SHORT TASK — Can you reproduce the data beneath, keeping every line exact?

* Begin RECORDS FOR PROCESSING *

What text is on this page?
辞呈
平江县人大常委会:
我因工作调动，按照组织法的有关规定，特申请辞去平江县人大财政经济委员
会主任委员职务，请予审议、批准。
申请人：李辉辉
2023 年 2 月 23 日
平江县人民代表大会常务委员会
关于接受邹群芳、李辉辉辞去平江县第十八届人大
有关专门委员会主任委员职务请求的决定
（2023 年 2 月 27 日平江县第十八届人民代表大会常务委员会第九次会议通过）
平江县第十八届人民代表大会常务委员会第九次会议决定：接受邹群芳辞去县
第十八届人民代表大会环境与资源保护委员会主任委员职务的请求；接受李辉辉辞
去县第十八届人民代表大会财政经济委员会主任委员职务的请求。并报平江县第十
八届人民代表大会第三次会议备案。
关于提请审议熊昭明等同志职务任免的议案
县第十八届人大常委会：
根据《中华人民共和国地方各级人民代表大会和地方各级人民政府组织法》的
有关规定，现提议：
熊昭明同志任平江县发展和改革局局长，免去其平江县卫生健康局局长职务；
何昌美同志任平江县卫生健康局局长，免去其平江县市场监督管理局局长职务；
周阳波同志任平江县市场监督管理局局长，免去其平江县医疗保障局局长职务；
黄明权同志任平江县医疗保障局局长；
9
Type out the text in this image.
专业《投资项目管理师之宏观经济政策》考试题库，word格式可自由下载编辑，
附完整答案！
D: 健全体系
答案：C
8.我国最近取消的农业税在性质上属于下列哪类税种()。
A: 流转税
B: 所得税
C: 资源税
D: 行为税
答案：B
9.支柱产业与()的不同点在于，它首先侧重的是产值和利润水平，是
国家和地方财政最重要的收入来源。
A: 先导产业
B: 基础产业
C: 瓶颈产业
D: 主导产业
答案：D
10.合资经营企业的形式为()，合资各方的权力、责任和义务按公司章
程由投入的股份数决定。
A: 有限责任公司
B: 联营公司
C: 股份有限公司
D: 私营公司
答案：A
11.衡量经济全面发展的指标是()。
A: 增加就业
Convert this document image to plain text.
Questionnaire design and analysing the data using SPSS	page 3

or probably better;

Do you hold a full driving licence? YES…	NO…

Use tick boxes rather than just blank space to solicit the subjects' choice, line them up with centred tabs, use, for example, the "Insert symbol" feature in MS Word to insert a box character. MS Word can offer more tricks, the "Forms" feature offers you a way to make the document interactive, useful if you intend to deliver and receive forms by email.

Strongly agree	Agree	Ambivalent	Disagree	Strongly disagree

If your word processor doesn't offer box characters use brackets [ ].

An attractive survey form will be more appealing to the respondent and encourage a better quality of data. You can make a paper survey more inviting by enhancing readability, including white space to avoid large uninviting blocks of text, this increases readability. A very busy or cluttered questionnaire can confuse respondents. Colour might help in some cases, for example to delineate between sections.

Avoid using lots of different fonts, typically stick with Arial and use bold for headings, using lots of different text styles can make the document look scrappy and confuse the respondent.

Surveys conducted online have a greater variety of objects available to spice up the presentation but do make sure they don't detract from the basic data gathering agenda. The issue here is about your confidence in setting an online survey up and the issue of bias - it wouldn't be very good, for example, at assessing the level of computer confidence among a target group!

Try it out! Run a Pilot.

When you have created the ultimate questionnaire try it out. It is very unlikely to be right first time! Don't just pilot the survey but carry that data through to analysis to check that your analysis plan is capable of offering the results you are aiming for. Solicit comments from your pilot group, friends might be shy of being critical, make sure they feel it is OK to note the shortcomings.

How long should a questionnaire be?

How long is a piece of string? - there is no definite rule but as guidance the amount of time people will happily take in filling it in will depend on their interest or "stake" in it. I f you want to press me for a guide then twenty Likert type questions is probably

* End RECORDS FOR PROCESSING *

FINISHED ANSWER —
What text is on this page?
辞呈
平江县人大常委会:
我因工作调动，按照组织法的有关规定，特申请辞去平江县人大财政经济委员
会主任委员职务，请予审议、批准。
申请人：李辉辉
2023 年 2 月 23 日
平江县人民代表大会常务委员会
关于接受邹群芳、李辉辉辞去平江县第十八届人大
有关专门委员会主任委员职务请求的决定
（2023 年 2 月 27 日平江县第十八届人民代表大会常务委员会第九次会议通过）
平江县第十八届人民代表大会常务委员会第九次会议决定：接受邹群芳辞去县
第十八届人民代表大会环境与资源保护委员会主任委员职务的请求；接受李辉辉辞
去县第十八届人民代表大会财政经济委员会主任委员职务的请求。并报平江县第十
八届人民代表大会第三次会议备案。
关于提请审议熊昭明等同志职务任免的议案
县第十八届人大常委会：
根据《中华人民共和国地方各级人民代表大会和地方各级人民政府组织法》的
有关规定，现提议：
熊昭明同志任平江县发展和改革局局长，免去其平江县卫生健康局局长职务；
何昌美同志任平江县卫生健康局局长，免去其平江县市场监督管理局局长职务；
周阳波同志任平江县市场监督管理局局长，免去其平江县医疗保障局局长职务；
黄明权同志任平江县医疗保障局局长；
9
Type out the text in this image.
专业《投资项目管理师之宏观经济政策》考试题库，word格式可自由下载编辑，
附完整答案！
D: 健全体系
答案：C
8.我国最近取消的农业税在性质上属于下列哪类税种()。
A: 流转税
B: 所得税
C: 资源税
D: 行为税
答案：B
9.支柱产业与()的不同点在于，它首先侧重的是产值和利润水平，是
国家和地方财政最重要的收入来源。
A: 先导产业
B: 基础产业
C: 瓶颈产业
D: 主导产业
答案：D
10.合资经营企业的形式为()，合资各方的权力、责任和义务按公司章
程由投入的股份数决定。
A: 有限责任公司
B: 联营公司
C: 股份有限公司
D: 私营公司
答案：A
11.衡量经济全面发展的指标是()。
A: 增加就业
Convert this document image to plain text.
Questionnaire design and analysing the data using SPSS	page 3

or probably better;

Do you hold a full driving licence? YES…	NO…

Use tick boxes rather than just blank space to solicit the subjects' choice, line them up with centred tabs, use, for example, the "Insert symbol" feature in MS Word to insert a box character. MS Word can offer more tricks, the "Forms" feature offers you a way to make the document interactive, useful if you intend to deliver and receive forms by email.

Strongly agree	Agree	Ambivalent	Disagree	Strongly disagree

If your word processor doesn't offer box characters use brackets [ ].

An attractive survey form will be more appealing to the respondent and encourage a better quality of data. You can make a paper survey more inviting by enhancing readability, including white space to avoid large uninviting blocks of text, this increases readability. A very busy or cluttered questionnaire can confuse respondents. Colour might help in some cases, for example to delineate between sections.

Avoid using lots of different fonts, typically stick with Arial and use bold for headings, using lots of different text styles can make the document look scrappy and confuse the respondent.

Surveys conducted online have a greater variety of objects available to spice up the presentation but do make sure they don't detract from the basic data gathering agenda. The issue here is about your confidence in setting an online survey up and the issue of bias - it wouldn't be very good, for example, at assessing the level of computer confidence among a target group!

Try it out! Run a Pilot.

When you have created the ultimate questionnaire try it out. It is very unlikely to be right first time! Don't just pilot the survey but carry that data through to analysis to check that your analysis plan is capable of offering the results you are aiming for. Solicit comments from your pilot group, friends might be shy of being critical, make sure they feel it is OK to note the shortcomings.

How long should a questionnaire be?

How long is a piece of string? - there is no definite rule but as guidance the amount of time people will happily take in filling it in will depend on their interest or "stake" in it. I f you want to press me for a guide then twenty Likert type questions is probably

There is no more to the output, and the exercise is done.